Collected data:
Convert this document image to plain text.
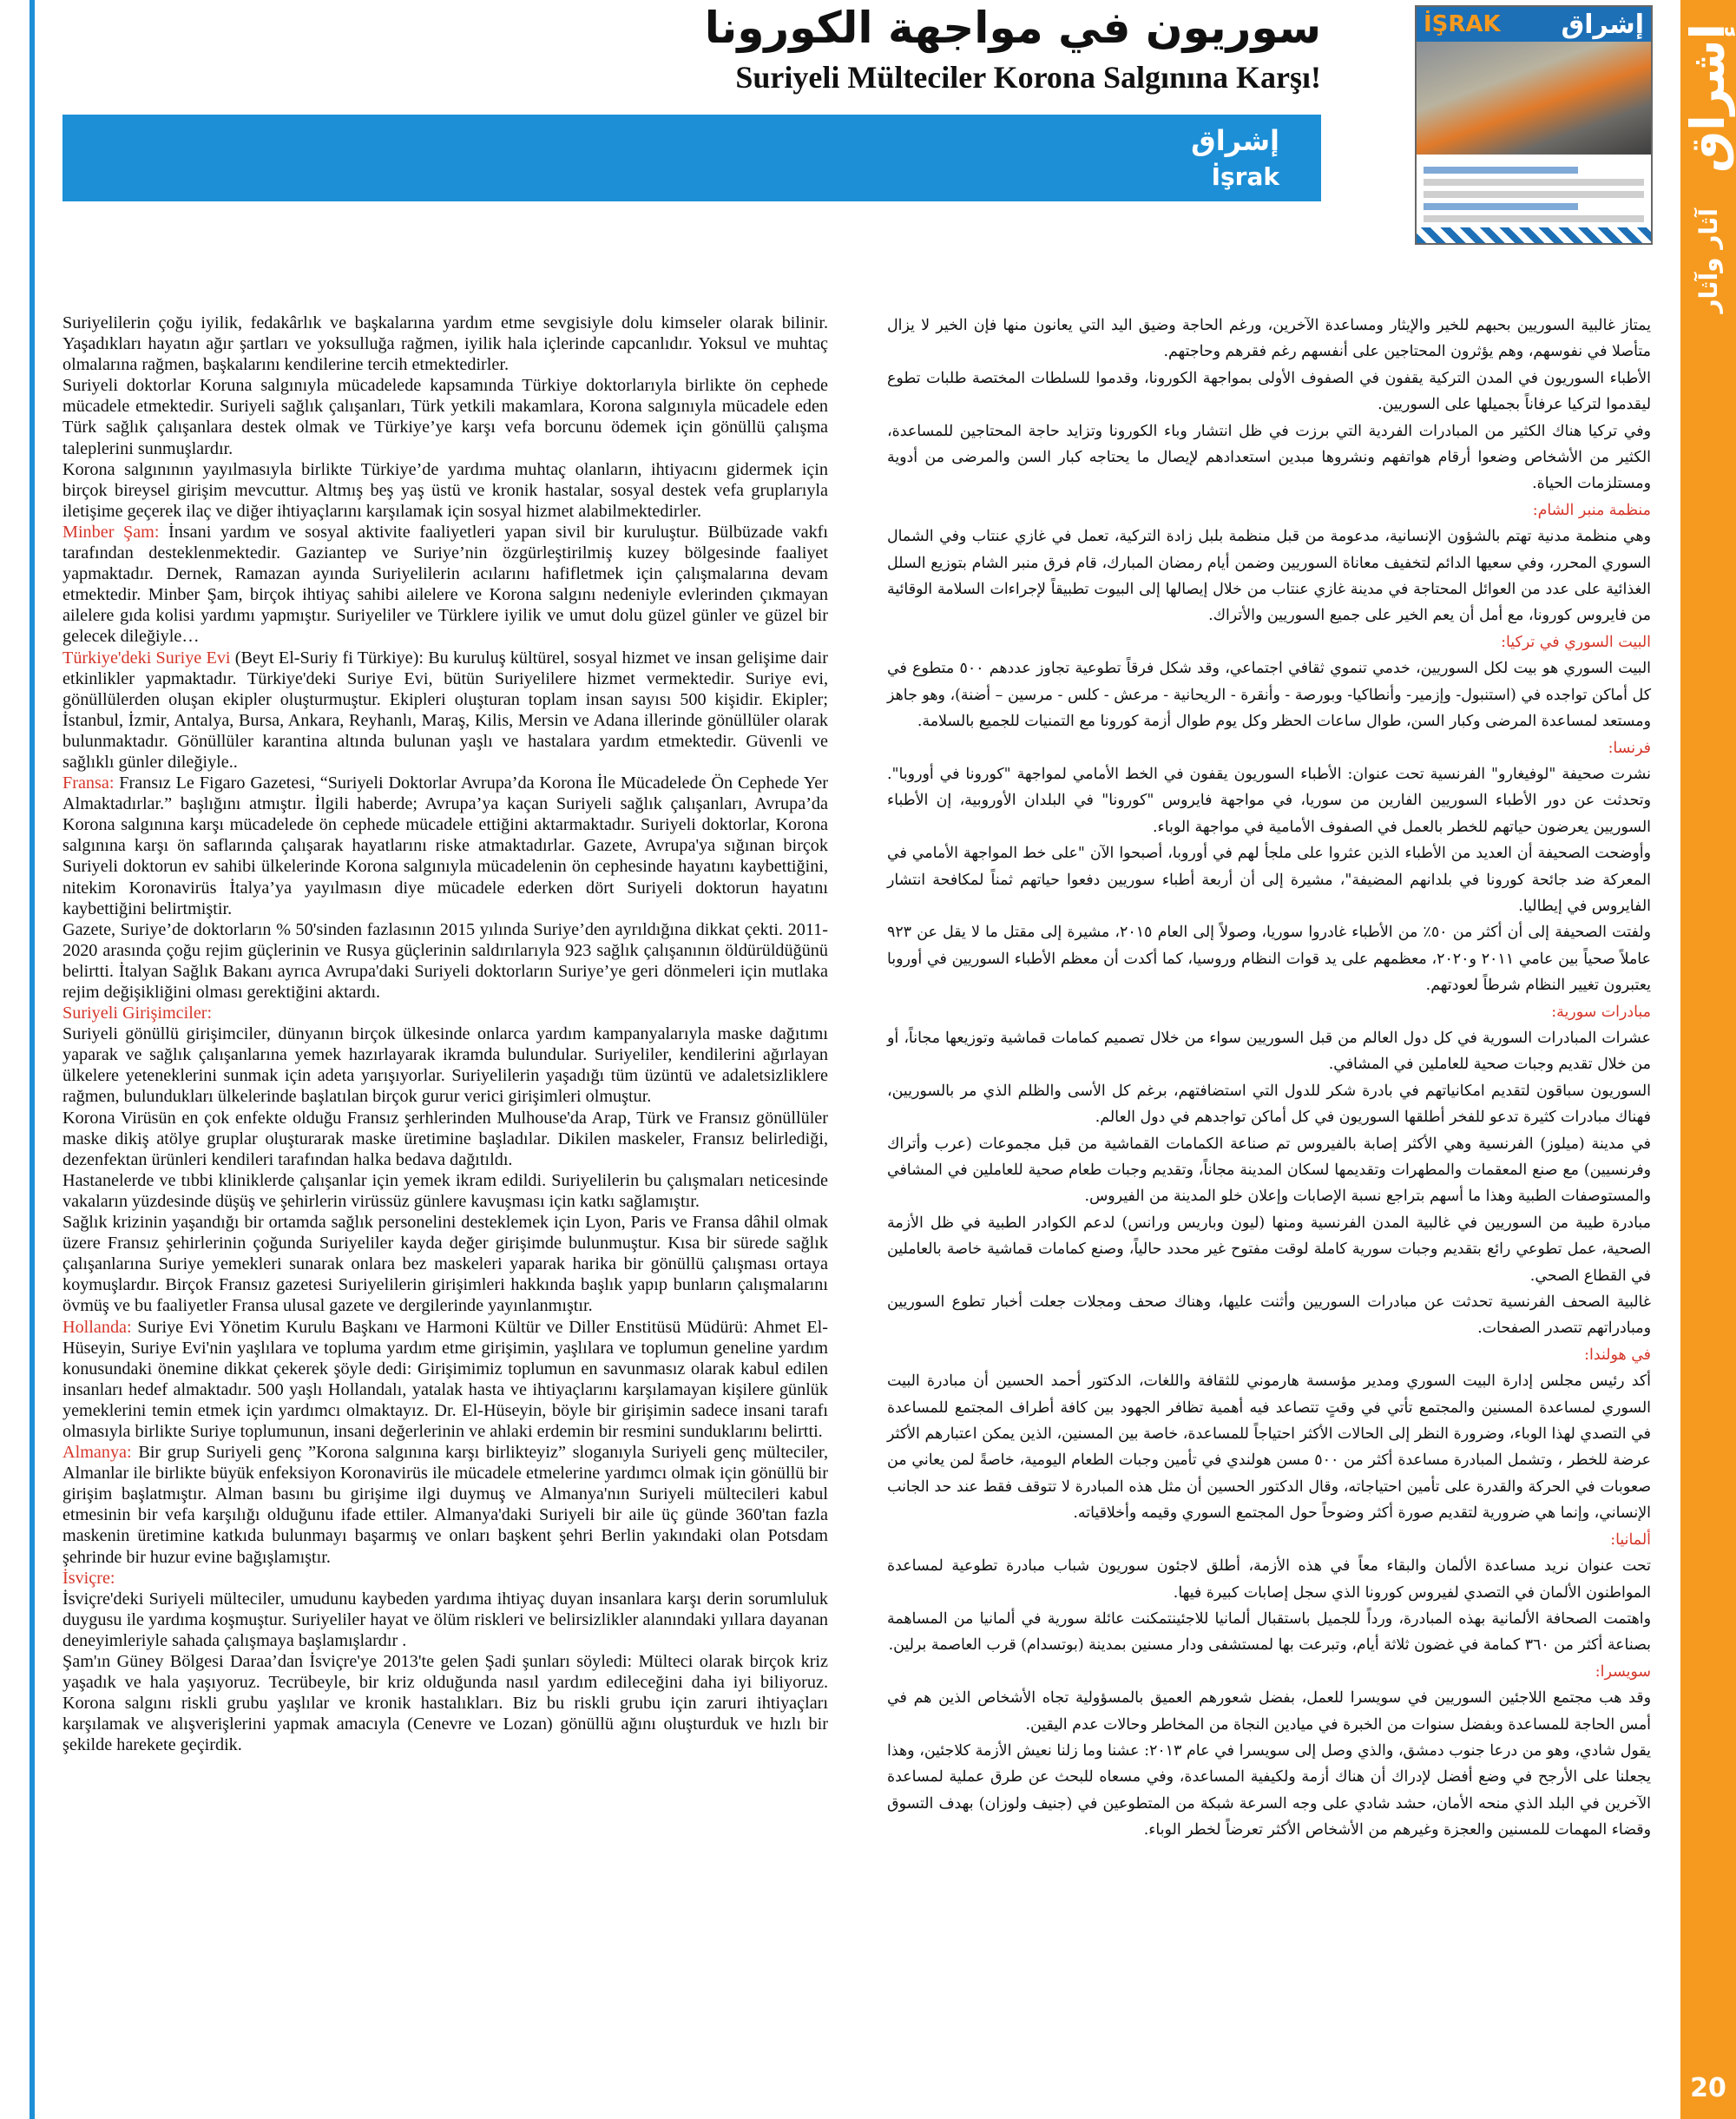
إشراق
آثار وآثار
20
İŞRAK إشراق
سوريون في مواجهة الكورونا
Suriyeli Mülteciler Korona Salgınına Karşı!
إشراق
İşrak

Suriyelilerin çoğu iyilik, fedakârlık ve başkalarına yardım etme sevgisiyle dolu kimseler olarak bilinir. Yaşadıkları hayatın ağır şartları ve yoksulluğa rağmen, iyilik hala içlerinde capcanlıdır. Yoksul ve muhtaç olmalarına rağmen, başkalarını kendilerine tercih etmektedirler.

Suriyeli doktorlar Koruna salgınıyla mücadelede kapsamında Türkiye doktorlarıyla birlikte ön cephede mücadele etmektedir. Suriyeli sağlık çalışanları, Türk yetkili makamlara, Korona salgınıyla mücadele eden Türk sağlık çalışanlara destek olmak ve Türkiye’ye karşı vefa borcunu ödemek için gönüllü çalışma taleplerini sunmuşlardır.

Korona salgınının yayılmasıyla birlikte Türkiye’de yardıma muhtaç olanların, ihtiyacını gidermek için birçok bireysel girişim mevcuttur. Altmış beş yaş üstü ve kronik hastalar, sosyal destek vefa gruplarıyla iletişime geçerek ilaç ve diğer ihtiyaçlarını karşılamak için sosyal hizmet alabilmektedirler.

Minber Şam: İnsani yardım ve sosyal aktivite faaliyetleri yapan sivil bir kuruluştur. Bülbüzade vakfı tarafından desteklenmektedir. Gaziantep ve Suriye’nin özgürleştirilmiş kuzey bölgesinde faaliyet yapmaktadır. Dernek, Ramazan ayında Suriyelilerin acılarını hafifletmek için çalışmalarına devam etmektedir. Minber Şam, birçok ihtiyaç sahibi ailelere ve Korona salgını nedeniyle evlerinden çıkmayan ailelere gıda kolisi yardımı yapmıştır. Suriyeliler ve Türklere iyilik ve umut dolu güzel günler ve güzel bir gelecek dileğiyle…

Türkiye'deki Suriye Evi (Beyt El-Suriy fi Türkiye): Bu kuruluş kültürel, sosyal hizmet ve insan gelişime dair etkinlikler yapmaktadır. Türkiye'deki Suriye Evi, bütün Suriyelilere hizmet vermektedir. Suriye evi, gönüllülerden oluşan ekipler oluşturmuştur. Ekipleri oluşturan toplam insan sayısı 500 kişidir. Ekipler; İstanbul, İzmir, Antalya, Bursa, Ankara, Reyhanlı, Maraş, Kilis, Mersin ve Adana illerinde gönüllüler olarak bulunmaktadır. Gönüllüler karantina altında bulunan yaşlı ve hastalara yardım etmektedir. Güvenli ve sağlıklı günler dileğiyle..

Fransa: Fransız Le Figaro Gazetesi, “Suriyeli Doktorlar Avrupa’da Korona İle Mücadelede Ön Cephede Yer Almaktadırlar.” başlığını atmıştır. İlgili haberde; Avrupa’ya kaçan Suriyeli sağlık çalışanları, Avrupa’da Korona salgınına karşı mücadelede ön cephede mücadele ettiğini aktarmaktadır. Suriyeli doktorlar, Korona salgınına karşı ön saflarında çalışarak hayatlarını riske atmaktadırlar. Gazete, Avrupa'ya sığınan birçok Suriyeli doktorun ev sahibi ülkelerinde Korona salgınıyla mücadelenin ön cephesinde hayatını kaybettiğini, nitekim Koronavirüs İtalya’ya yayılmasın diye mücadele ederken dört Suriyeli doktorun hayatını kaybettiğini belirtmiştir.

Gazete, Suriye’de doktorların % 50'sinden fazlasının 2015 yılında Suriye’den ayrıldığına dikkat çekti. 2011-2020 arasında çoğu rejim güçlerinin ve Rusya güçlerinin saldırılarıyla 923 sağlık çalışanının öldürüldüğünü belirtti. İtalyan Sağlık Bakanı ayrıca Avrupa'daki Suriyeli doktorların Suriye’ye geri dönmeleri için mutlaka rejim değişikliğini olması gerektiğini aktardı.

Suriyeli Girişimciler:

Suriyeli gönüllü girişimciler, dünyanın birçok ülkesinde onlarca yardım kampanyalarıyla maske dağıtımı yaparak ve sağlık çalışanlarına yemek hazırlayarak ikramda bulundular. Suriyeliler, kendilerini ağırlayan ülkelere yeteneklerini sunmak için adeta yarışıyorlar. Suriyelilerin yaşadığı tüm üzüntü ve adaletsizliklere rağmen, bulundukları ülkelerinde başlatılan birçok gurur verici girişimleri olmuştur.

Korona Virüsün en çok enfekte olduğu Fransız şerhlerinden Mulhouse'da Arap, Türk ve Fransız gönüllüler maske dikiş atölye gruplar oluşturarak maske üretimine başladılar. Dikilen maskeler, Fransız belirlediği, dezenfektan ürünleri kendileri tarafından halka bedava dağıtıldı.

Hastanelerde ve tıbbi kliniklerde çalışanlar için yemek ikram edildi. Suriyelilerin bu çalışmaları neticesinde vakaların yüzdesinde düşüş ve şehirlerin virüssüz günlere kavuşması için katkı sağlamıştır.

Sağlık krizinin yaşandığı bir ortamda sağlık personelini desteklemek için Lyon, Paris ve Fransa dâhil olmak üzere Fransız şehirlerinin çoğunda Suriyeliler kayda değer girişimde bulunmuştur. Kısa bir sürede sağlık çalışanlarına Suriye yemekleri sunarak onlara bez maskeleri yaparak harika bir gönüllü çalışması ortaya koymuşlardır. Birçok Fransız gazetesi Suriyelilerin girişimleri hakkında başlık yapıp bunların çalışmalarını övmüş ve bu faaliyetler Fransa ulusal gazete ve dergilerinde yayınlanmıştır.

Hollanda: Suriye Evi Yönetim Kurulu Başkanı ve Harmoni Kültür ve Diller Enstitüsü Müdürü: Ahmet El-Hüseyin, Suriye Evi'nin yaşlılara ve topluma yardım etme girişimin, yaşlılara ve toplumun geneline yardım konusundaki önemine dikkat çekerek şöyle dedi: Girişimimiz toplumun en savunmasız olarak kabul edilen insanları hedef almaktadır. 500 yaşlı Hollandalı, yatalak hasta ve ihtiyaçlarını karşılamayan kişilere günlük yemeklerini temin etmek için yardımcı olmaktayız. Dr. El-Hüseyin, böyle bir girişimin sadece insani tarafı olmasıyla birlikte Suriye toplumunun, insani değerlerinin ve ahlaki erdemin bir resmini sunduklarını belirtti.

Almanya: Bir grup Suriyeli genç ”Korona salgınına karşı birlikteyiz” sloganıyla Suriyeli genç mülteciler, Almanlar ile birlikte büyük enfeksiyon Koronavirüs ile mücadele etmelerine yardımcı olmak için gönüllü bir girişim başlatmıştır. Alman basını bu girişime ilgi duymuş ve Almanya'nın Suriyeli mültecileri kabul etmesinin bir vefa karşılığı olduğunu ifade ettiler. Almanya'daki Suriyeli bir aile üç günde 360'tan fazla maskenin üretimine katkıda bulunmayı başarmış ve onları başkent şehri Berlin yakındaki olan Potsdam şehrinde bir huzur evine bağışlamıştır.

İsviçre:

İsviçre'deki Suriyeli mülteciler, umudunu kaybeden yardıma ihtiyaç duyan insanlara karşı derin sorumluluk duygusu ile yardıma koşmuştur. Suriyeliler hayat ve ölüm riskleri ve belirsizlikler alanındaki yıllara dayanan deneyimleriyle sahada çalışmaya başlamışlardır .

Şam'ın Güney Bölgesi Daraa’dan İsviçre'ye 2013'te gelen Şadi şunları söyledi: Mülteci olarak birçok kriz yaşadık ve hala yaşıyoruz. Tecrübeyle, bir kriz olduğunda nasıl yardım edileceğini daha iyi biliyoruz. Korona salgını riskli grubu yaşlılar ve kronik hastalıkları. Biz bu riskli grubu için zaruri ihtiyaçları karşılamak ve alışverişlerini yapmak amacıyla (Cenevre ve Lozan) gönüllü ağını oluşturduk ve hızlı bir şekilde harekete geçirdik.

يمتاز غالبية السوريين بحبهم للخير والإيثار ومساعدة الآخرين، ورغم الحاجة وضيق اليد التي يعانون منها فإن الخير لا يزال متأصلا في نفوسهم، وهم يؤثرون المحتاجين على أنفسهم رغم فقرهم وحاجتهم.

الأطباء السوريون في المدن التركية يقفون في الصفوف الأولى بمواجهة الكورونا، وقدموا للسلطات المختصة طلبات تطوع ليقدموا لتركيا عرفاناً بجميلها على السوريين.

وفي تركيا هناك الكثير من المبادرات الفردية التي برزت في ظل انتشار وباء الكورونا وتزايد حاجة المحتاجين للمساعدة، الكثير من الأشخاص وضعوا أرقام هواتفهم ونشروها مبدين استعدادهم لإيصال ما يحتاجه كبار السن والمرضى من أدوية ومستلزمات الحياة.

منظمة منبر الشام:

وهي منظمة مدنية تهتم بالشؤون الإنسانية، مدعومة من قبل منظمة بلبل زادة التركية، تعمل في غازي عنتاب وفي الشمال السوري المحرر، وفي سعيها الدائم لتخفيف معاناة السوريين وضمن أيام رمضان المبارك، قام فرق منبر الشام بتوزيع السلل الغذائية على عدد من العوائل المحتاجة في مدينة غازي عنتاب من خلال إيصالها إلى البيوت تطبيقاً لإجراءات السلامة الوقائية من فايروس كورونا، مع أمل أن يعم الخير على جميع السوريين والأتراك.

البيت السوري في تركيا:

البيت السوري هو بيت لكل السوريين، خدمي تنموي ثقافي اجتماعي، وقد شكل فرقاً تطوعية تجاوز عددهم ٥٠٠ متطوع في كل أماكن تواجده في (استنبول- وإزمير- وأنطاكيا- وبورصة - وأنقرة - الريحانية - مرعش - كلس - مرسين – أضنة)، وهو جاهز ومستعد لمساعدة المرضى وكبار السن، طوال ساعات الحظر وكل يوم طوال أزمة كورونا مع التمنيات للجميع بالسلامة.

فرنسا:

نشرت صحيفة "لوفيغارو" الفرنسية تحت عنوان: الأطباء السوريون يقفون في الخط الأمامي لمواجهة "كورونا في أوروبا". وتحدثت عن دور الأطباء السوريين الفارين من سوريا، في مواجهة فايروس "كورونا" في البلدان الأوروبية، إن الأطباء السوريين يعرضون حياتهم للخطر بالعمل في الصفوف الأمامية في مواجهة الوباء.

وأوضحت الصحيفة أن العديد من الأطباء الذين عثروا على ملجأ لهم في أوروبا، أصبحوا الآن "على خط المواجهة الأمامي في المعركة ضد جائحة كورونا في بلدانهم المضيفة"، مشيرة إلى أن أربعة أطباء سوريين دفعوا حياتهم ثمناً لمكافحة انتشار الفايروس في إيطاليا.

ولفتت الصحيفة إلى أن أكثر من ٥٠٪ من الأطباء غادروا سوريا، وصولاً إلى العام ٢٠١٥، مشيرة إلى مقتل ما لا يقل عن ٩٢٣ عاملاً صحياً بين عامي ٢٠١١ و٢٠٢٠، معظمهم على يد قوات النظام وروسيا، كما أكدت أن معظم الأطباء السوريين في أوروبا يعتبرون تغيير النظام شرطاً لعودتهم.

مبادرات سورية:

عشرات المبادرات السورية في كل دول العالم من قبل السوريين سواء من خلال تصميم كمامات قماشية وتوزيعها مجاناً، أو من خلال تقديم وجبات صحية للعاملين في المشافي.

السوريون سباقون لتقديم امكانياتهم في بادرة شكر للدول التي استضافتهم، برغم كل الأسى والظلم الذي مر بالسوريين، فهناك مبادرات كثيرة تدعو للفخر أطلقها السوريون في كل أماكن تواجدهم في دول العالم.

في مدينة (ميلوز) الفرنسية وهي الأكثر إصابة بالفيروس تم صناعة الكمامات القماشية من قبل مجموعات (عرب وأتراك وفرنسيين) مع صنع المعقمات والمطهرات وتقديمها لسكان المدينة مجاناً، وتقديم وجبات طعام صحية للعاملين في المشافي والمستوصفات الطبية وهذا ما أسهم بتراجع نسبة الإصابات وإعلان خلو المدينة من الفيروس.

مبادرة طيبة من السوريين في غالبية المدن الفرنسية ومنها (ليون وباريس ورانس) لدعم الكوادر الطبية في ظل الأزمة الصحية، عمل تطوعي رائع بتقديم وجبات سورية كاملة لوقت مفتوح غير محدد حالياً، وصنع كمامات قماشية خاصة بالعاملين في القطاع الصحي.

غالبية الصحف الفرنسية تحدثت عن مبادرات السوريين وأثنت عليها، وهناك صحف ومجلات جعلت أخبار تطوع السوريين ومبادراتهم تتصدر الصفحات.

في هولندا:

أكد رئيس مجلس إدارة البيت السوري ومدير مؤسسة هارموني للثقافة واللغات، الدكتور أحمد الحسين أن مبادرة البيت السوري لمساعدة المسنين والمجتمع تأتي في وقتٍ تتصاعد فيه أهمية تظافر الجهود بين كافة أطراف المجتمع للمساعدة في التصدي لهذا الوباء، وضرورة النظر إلى الحالات الأكثر احتياجاً للمساعدة، خاصة بين المسنين، الذين يمكن اعتبارهم الأكثر عرضة للخطر ، وتشمل المبادرة مساعدة أكثر من ٥٠٠ مسن هولندي في تأمين وجبات الطعام اليومية، خاصةً لمن يعاني من صعوبات في الحركة والقدرة على تأمين احتياجاته، وقال الدكتور الحسين أن مثل هذه المبادرة لا تتوقف فقط عند حد الجانب الإنساني، وإنما هي ضرورية لتقديم صورة أكثر وضوحاً حول المجتمع السوري وقيمه وأخلاقياته.

ألمانيا:

تحت عنوان نريد مساعدة الألمان والبقاء معاً في هذه الأزمة، أطلق لاجئون سوريون شباب مبادرة تطوعية لمساعدة المواطنون الألمان في التصدي لفيروس كورونا الذي سجل إصابات كبيرة فيها.

واهتمت الصحافة الألمانية بهذه المبادرة، ورداً للجميل باستقبال ألمانيا للاجئينتمكنت عائلة سورية في ألمانيا من المساهمة بصناعة أكثر من ٣٦٠ كمامة في غضون ثلاثة أيام، وتبرعت بها لمستشفى ودار مسنين بمدينة (بوتسدام) قرب العاصمة برلين.

سويسرا:

وقد هب مجتمع اللاجئين السوريين في سويسرا للعمل، بفضل شعورهم العميق بالمسؤولية تجاه الأشخاص الذين هم في أمس الحاجة للمساعدة وبفضل سنوات من الخبرة في ميادين النجاة من المخاطر وحالات عدم اليقين.

يقول شادي، وهو من درعا جنوب دمشق، والذي وصل إلى سويسرا في عام ٢٠١٣: عشنا وما زلنا نعيش الأزمة كلاجئين، وهذا يجعلنا على الأرجح في وضع أفضل لإدراك أن هناك أزمة ولكيفية المساعدة، وفي مسعاه للبحث عن طرق عملية لمساعدة الآخرين في البلد الذي منحه الأمان، حشد شادي على وجه السرعة شبكة من المتطوعين في (جنيف ولوزان) بهدف التسوق وقضاء المهمات للمسنين والعجزة وغيرهم من الأشخاص الأكثر تعرضاً لخطر الوباء.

● **Work to complete**
Go through the records and show every line with the string "السن" in it.

● **Full output**
وفي تركيا هناك الكثير من المبادرات الفردية التي برزت في ظل انتشار وباء الكورونا وتزايد حاجة المحتاجين للمساعدة، الكثير من الأشخاص وضعوا أرقام هواتفهم ونشروها مبدين استعدادهم لإيصال ما يحتاجه كبار السن والمرضى من أدوية ومستلزمات الحياة.
البيت السوري هو بيت لكل السوريين، خدمي تنموي ثقافي اجتماعي، وقد شكل فرقاً تطوعية تجاوز عددهم ٥٠٠ متطوع في كل أماكن تواجده في (استنبول- وإزمير- وأنطاكيا- وبورصة - وأنقرة - الريحانية - مرعش - كلس - مرسين – أضنة)، وهو جاهز ومستعد لمساعدة المرضى وكبار السن، طوال ساعات الحظر وكل يوم طوال أزمة كورونا مع التمنيات للجميع بالسلامة.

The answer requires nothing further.